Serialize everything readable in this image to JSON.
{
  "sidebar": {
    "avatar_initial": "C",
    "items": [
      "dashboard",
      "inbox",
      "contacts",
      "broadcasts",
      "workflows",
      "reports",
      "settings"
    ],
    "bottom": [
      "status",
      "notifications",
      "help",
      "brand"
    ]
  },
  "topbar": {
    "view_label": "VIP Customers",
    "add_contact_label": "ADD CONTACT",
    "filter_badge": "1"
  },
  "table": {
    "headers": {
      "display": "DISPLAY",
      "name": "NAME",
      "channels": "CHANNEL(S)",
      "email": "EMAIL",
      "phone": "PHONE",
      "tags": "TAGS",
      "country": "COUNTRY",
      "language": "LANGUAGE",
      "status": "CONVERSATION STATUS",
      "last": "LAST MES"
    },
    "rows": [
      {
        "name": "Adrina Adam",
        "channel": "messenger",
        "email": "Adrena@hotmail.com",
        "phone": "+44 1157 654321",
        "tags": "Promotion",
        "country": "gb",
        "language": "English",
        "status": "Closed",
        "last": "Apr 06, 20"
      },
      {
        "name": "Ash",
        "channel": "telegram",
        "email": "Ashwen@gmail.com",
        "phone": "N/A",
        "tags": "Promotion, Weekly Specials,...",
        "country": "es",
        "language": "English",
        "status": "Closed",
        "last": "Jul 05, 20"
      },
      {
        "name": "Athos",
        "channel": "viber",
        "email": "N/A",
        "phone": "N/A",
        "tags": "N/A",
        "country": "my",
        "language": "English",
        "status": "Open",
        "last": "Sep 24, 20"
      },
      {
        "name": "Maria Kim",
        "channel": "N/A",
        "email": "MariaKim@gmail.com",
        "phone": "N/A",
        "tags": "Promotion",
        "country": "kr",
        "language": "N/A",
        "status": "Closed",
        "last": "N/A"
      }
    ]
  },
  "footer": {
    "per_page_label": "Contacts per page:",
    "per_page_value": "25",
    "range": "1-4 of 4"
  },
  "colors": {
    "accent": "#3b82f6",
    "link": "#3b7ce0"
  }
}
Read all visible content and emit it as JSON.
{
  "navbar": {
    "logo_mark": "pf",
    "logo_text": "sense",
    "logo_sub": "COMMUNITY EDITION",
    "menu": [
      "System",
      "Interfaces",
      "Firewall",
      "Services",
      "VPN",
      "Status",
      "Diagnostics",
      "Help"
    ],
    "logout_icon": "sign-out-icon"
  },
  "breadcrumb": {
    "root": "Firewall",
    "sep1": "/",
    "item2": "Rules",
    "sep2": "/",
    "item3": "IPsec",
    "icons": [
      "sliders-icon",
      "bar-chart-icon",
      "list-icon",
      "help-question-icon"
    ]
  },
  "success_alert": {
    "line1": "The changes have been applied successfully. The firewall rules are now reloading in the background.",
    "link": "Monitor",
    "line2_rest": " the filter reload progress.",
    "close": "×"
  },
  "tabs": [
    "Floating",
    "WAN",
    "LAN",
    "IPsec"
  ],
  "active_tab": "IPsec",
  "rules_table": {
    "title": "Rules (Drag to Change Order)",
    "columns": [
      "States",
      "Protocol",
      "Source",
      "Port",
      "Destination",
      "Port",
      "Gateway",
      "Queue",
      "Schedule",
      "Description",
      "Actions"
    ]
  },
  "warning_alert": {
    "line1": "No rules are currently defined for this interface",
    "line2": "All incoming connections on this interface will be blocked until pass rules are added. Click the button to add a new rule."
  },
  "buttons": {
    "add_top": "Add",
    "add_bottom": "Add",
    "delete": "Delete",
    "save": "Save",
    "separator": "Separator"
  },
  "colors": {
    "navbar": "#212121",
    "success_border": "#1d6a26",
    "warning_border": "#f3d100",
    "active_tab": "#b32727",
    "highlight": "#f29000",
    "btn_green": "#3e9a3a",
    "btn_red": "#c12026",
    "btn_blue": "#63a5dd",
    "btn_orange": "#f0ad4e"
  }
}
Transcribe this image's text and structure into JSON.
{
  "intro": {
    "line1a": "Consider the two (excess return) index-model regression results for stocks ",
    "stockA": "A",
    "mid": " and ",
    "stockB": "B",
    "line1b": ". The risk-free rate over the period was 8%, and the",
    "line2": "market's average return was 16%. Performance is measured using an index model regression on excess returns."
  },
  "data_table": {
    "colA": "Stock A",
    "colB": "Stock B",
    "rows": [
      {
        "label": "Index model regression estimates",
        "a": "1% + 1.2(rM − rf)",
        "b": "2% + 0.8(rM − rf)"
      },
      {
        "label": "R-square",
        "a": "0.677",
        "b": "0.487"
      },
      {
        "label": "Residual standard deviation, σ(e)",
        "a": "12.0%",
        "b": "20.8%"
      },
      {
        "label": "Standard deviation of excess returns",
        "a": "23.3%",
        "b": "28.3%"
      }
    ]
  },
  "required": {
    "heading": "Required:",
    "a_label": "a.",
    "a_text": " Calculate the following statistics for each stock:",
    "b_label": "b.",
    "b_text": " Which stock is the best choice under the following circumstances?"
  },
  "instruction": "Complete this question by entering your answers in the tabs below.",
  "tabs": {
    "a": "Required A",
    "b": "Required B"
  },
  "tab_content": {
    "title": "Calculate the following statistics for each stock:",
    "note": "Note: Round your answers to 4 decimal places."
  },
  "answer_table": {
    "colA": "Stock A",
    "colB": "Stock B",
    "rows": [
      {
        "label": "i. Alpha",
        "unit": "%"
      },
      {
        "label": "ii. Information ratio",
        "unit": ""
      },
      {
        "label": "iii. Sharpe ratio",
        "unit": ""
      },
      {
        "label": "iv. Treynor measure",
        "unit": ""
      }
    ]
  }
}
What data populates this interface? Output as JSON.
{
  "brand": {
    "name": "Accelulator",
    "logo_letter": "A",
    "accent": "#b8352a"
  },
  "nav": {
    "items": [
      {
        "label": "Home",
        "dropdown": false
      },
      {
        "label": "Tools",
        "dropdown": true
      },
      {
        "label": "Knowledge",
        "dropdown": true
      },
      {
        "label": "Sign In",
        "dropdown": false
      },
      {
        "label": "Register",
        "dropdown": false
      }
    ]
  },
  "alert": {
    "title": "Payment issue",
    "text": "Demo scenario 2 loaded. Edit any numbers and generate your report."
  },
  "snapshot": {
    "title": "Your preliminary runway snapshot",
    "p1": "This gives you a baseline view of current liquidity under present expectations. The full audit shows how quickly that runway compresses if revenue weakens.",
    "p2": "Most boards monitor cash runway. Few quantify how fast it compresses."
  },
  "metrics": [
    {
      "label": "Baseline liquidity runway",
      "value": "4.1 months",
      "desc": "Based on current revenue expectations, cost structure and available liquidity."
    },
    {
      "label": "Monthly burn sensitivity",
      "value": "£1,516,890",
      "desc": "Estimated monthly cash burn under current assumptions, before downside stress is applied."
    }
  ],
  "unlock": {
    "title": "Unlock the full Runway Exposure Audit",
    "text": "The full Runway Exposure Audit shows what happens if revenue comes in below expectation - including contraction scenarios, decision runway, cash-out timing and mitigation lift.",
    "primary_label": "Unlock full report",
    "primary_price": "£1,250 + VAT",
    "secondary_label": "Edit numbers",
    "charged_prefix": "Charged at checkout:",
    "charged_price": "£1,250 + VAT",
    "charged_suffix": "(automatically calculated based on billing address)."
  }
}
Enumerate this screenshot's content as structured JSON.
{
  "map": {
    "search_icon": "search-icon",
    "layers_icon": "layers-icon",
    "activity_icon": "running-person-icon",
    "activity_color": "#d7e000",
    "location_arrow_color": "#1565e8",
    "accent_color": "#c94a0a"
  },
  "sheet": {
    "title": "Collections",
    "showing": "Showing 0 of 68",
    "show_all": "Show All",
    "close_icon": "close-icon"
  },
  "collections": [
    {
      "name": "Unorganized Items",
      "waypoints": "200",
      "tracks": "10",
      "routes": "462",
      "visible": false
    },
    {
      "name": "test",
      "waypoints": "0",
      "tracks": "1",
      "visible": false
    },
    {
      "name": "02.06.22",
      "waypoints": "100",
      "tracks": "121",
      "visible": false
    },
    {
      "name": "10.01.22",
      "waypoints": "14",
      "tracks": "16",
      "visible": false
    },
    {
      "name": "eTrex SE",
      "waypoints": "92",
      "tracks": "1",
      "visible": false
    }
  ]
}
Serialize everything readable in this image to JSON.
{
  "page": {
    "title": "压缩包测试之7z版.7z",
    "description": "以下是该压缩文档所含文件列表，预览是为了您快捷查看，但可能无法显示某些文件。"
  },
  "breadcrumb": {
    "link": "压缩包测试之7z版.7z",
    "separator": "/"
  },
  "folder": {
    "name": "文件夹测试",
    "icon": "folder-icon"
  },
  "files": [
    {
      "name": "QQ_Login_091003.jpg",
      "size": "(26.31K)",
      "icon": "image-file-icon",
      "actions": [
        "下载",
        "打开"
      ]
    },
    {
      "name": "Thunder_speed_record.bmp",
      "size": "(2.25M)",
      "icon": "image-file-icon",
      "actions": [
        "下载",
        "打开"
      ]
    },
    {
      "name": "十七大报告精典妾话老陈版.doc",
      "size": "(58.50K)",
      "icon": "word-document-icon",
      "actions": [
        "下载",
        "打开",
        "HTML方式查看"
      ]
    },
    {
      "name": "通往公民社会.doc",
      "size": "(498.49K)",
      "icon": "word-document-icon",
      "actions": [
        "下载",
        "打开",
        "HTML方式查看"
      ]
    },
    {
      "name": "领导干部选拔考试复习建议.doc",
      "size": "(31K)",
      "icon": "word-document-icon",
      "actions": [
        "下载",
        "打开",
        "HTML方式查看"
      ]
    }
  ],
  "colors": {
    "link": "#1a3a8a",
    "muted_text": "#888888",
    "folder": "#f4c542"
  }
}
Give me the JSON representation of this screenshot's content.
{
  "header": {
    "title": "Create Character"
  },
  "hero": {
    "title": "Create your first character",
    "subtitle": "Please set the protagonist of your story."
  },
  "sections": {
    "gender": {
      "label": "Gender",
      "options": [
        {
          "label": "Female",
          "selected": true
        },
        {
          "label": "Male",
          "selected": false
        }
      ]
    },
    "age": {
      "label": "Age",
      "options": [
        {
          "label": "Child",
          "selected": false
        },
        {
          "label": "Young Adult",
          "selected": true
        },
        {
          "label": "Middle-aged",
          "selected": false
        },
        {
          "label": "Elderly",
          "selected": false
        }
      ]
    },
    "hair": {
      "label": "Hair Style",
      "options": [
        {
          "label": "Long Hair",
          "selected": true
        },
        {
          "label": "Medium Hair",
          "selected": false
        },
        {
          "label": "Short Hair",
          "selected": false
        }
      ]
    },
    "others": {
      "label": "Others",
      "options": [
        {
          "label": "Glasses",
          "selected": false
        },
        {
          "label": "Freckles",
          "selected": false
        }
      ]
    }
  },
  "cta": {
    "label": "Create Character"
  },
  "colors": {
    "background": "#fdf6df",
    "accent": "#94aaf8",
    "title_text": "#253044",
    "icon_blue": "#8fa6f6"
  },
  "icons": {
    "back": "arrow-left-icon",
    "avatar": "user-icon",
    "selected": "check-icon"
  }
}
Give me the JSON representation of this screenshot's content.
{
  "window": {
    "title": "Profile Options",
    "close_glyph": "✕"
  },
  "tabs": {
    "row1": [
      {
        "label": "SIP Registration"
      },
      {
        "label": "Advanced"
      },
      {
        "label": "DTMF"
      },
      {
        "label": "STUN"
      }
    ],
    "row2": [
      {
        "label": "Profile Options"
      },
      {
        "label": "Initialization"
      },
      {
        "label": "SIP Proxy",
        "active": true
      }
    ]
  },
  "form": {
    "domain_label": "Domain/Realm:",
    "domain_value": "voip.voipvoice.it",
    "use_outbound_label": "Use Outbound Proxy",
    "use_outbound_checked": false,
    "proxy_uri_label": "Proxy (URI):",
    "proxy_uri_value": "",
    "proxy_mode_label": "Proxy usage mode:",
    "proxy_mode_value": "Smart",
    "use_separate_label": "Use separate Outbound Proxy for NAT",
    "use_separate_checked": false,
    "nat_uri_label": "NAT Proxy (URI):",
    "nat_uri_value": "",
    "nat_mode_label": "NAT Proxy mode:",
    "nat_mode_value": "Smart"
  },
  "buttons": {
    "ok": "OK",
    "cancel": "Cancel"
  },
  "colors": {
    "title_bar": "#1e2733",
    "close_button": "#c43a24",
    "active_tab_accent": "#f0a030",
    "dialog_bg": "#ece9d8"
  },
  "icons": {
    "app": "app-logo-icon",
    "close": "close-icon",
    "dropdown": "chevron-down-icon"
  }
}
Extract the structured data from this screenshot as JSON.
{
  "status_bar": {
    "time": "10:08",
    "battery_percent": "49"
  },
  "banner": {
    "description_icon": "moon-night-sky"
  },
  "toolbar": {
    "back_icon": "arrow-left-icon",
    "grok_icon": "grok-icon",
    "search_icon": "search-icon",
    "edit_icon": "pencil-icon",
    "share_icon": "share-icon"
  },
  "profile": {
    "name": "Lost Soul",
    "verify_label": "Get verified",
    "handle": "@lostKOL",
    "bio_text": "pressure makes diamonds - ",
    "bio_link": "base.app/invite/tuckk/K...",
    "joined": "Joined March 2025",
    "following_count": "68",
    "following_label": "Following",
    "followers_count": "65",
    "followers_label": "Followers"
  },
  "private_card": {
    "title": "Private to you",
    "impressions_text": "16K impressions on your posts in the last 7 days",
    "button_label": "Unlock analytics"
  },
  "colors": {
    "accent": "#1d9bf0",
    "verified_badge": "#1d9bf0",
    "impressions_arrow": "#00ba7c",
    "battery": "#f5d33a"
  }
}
# # # #
**Brief:** From the entries above, extract every line where the word "each" appears.

**Finished answer:**
    "a_text": " Calculate the following statistics for each stock:",
    "title": "Calculate the following statistics for each stock:",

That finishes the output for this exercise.